PROBLEM TO WORK ON:
Copy every line in which the string "sincsen" occurs.

Records excerpted from a collection:
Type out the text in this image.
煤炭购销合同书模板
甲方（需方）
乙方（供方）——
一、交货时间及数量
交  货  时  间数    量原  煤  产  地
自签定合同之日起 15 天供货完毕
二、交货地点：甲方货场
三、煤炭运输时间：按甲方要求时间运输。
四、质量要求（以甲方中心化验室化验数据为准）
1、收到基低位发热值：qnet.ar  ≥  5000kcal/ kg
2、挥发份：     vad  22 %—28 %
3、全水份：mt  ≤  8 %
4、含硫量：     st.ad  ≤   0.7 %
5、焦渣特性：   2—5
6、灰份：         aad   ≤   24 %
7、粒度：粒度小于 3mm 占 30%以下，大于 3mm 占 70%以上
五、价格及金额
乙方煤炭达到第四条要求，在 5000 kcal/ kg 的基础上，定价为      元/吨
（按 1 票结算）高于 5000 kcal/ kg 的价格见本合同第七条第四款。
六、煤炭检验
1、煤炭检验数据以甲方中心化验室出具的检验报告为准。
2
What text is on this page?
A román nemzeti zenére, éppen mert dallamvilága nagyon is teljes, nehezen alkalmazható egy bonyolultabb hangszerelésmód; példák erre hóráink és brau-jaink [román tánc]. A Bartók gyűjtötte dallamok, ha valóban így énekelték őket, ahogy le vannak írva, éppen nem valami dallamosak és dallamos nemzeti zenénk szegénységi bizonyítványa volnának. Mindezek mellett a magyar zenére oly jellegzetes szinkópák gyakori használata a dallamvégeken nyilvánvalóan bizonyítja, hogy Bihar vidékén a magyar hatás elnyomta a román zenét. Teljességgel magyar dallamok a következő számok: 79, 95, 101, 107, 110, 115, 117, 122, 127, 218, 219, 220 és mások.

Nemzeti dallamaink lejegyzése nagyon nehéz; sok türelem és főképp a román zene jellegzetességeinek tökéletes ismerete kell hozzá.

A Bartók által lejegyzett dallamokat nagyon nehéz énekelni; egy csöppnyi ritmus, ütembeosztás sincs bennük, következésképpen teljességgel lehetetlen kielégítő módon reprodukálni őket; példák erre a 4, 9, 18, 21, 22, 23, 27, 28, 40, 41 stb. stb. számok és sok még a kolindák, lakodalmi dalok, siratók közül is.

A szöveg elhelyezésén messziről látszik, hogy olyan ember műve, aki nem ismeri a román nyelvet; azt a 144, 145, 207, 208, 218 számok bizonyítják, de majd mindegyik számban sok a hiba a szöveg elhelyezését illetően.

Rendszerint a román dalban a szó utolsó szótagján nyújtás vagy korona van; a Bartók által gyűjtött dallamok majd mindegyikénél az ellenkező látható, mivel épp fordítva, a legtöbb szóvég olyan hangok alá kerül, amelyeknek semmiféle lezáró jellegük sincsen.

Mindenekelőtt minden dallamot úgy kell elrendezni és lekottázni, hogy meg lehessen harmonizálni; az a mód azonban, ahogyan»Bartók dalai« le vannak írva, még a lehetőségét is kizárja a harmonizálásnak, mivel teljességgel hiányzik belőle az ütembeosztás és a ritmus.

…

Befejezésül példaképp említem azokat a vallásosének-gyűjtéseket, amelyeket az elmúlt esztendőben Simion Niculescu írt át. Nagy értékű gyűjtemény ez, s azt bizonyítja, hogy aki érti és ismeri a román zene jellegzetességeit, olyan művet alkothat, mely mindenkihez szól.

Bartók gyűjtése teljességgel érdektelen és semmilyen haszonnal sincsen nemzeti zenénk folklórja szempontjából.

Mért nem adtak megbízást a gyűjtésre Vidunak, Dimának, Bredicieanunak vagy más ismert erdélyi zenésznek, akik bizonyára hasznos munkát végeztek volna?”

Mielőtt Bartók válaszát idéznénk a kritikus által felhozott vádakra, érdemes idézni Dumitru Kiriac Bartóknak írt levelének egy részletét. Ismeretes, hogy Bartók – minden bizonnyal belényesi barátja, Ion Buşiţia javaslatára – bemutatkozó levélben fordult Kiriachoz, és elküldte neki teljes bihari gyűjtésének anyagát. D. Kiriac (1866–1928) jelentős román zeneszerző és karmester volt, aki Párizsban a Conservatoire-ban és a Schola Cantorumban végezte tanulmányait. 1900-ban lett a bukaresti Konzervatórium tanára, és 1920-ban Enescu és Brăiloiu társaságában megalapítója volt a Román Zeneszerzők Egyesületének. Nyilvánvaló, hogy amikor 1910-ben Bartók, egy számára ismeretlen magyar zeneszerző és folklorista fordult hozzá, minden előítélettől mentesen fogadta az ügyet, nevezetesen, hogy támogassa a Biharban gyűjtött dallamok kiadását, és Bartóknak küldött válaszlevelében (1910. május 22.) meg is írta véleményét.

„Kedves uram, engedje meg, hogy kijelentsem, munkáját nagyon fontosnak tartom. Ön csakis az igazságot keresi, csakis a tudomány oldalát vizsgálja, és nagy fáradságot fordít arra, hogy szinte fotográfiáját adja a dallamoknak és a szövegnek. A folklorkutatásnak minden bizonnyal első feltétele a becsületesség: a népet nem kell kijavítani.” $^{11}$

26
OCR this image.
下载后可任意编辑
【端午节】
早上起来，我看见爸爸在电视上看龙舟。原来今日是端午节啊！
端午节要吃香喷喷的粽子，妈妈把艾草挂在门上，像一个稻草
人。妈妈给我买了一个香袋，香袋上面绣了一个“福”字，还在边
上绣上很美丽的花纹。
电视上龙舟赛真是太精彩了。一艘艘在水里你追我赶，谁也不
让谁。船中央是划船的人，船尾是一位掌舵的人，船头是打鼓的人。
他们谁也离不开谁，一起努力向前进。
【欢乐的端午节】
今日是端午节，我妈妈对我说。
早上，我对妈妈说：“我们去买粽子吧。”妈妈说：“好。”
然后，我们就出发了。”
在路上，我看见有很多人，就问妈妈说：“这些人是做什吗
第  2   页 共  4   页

WRITTEN SOLUTION:
Rendszerint a román dalban a szó utolsó szótagján nyújtás vagy korona van; a Bartók által gyűjtött dallamok majd mindegyikénél az ellenkező látható, mivel épp fordítva, a legtöbb szóvég olyan hangok alá kerül, amelyeknek semmiféle lezáró jellegük sincsen.
Bartók gyűjtése teljességgel érdektelen és semmilyen haszonnal sincsen nemzeti zenénk folklórja szempontjából.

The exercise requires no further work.